Exercise goal:
From the material below, list every line containing "sont".

[Records]
──────────
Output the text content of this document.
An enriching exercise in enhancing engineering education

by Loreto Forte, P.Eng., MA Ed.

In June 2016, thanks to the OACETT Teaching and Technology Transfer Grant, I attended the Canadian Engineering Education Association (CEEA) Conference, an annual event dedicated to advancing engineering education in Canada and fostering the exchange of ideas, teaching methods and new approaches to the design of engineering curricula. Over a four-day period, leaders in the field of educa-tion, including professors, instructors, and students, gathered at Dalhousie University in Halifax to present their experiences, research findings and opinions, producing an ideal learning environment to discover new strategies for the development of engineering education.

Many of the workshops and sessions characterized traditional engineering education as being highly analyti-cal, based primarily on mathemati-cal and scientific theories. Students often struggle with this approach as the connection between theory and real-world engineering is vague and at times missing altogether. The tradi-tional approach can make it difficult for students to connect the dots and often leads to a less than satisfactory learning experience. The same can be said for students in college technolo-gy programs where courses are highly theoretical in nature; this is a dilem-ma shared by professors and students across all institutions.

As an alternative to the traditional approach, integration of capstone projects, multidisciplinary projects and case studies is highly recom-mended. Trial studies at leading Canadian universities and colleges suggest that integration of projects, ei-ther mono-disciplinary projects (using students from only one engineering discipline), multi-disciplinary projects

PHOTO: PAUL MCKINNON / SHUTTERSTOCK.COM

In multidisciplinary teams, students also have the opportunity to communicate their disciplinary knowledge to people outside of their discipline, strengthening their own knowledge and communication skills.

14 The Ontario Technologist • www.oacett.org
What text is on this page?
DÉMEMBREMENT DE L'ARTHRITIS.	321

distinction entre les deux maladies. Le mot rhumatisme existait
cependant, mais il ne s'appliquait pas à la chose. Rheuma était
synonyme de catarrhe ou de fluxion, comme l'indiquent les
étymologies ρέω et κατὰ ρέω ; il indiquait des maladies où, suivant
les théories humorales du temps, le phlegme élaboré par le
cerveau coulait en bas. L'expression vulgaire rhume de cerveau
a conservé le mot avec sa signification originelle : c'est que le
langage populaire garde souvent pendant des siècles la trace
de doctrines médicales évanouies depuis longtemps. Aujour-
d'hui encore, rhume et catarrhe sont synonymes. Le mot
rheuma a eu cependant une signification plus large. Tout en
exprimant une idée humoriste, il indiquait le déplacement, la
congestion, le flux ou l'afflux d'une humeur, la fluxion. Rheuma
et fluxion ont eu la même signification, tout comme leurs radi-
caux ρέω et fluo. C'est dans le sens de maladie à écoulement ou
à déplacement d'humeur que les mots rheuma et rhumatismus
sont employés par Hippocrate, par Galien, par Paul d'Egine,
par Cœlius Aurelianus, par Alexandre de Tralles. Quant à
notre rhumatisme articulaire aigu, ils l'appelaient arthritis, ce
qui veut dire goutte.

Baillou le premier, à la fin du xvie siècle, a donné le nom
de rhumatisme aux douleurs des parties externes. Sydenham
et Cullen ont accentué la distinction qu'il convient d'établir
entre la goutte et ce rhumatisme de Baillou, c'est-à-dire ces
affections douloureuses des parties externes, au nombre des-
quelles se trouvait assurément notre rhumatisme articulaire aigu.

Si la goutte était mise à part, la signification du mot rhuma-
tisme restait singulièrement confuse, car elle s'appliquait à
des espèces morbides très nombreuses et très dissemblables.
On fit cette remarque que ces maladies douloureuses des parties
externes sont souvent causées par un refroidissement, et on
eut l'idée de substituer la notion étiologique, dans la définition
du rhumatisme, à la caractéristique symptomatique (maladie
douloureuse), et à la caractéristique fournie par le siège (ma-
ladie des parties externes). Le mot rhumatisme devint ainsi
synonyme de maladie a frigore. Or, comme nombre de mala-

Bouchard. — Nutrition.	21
──────────
Correct answer:
d'hui encore, rhume et catarrhe sont synonymes. Le mot
sont employés par Hippocrate, par Galien, par Paul d'Egine,
externes sont souvent causées par un refroidissement, et on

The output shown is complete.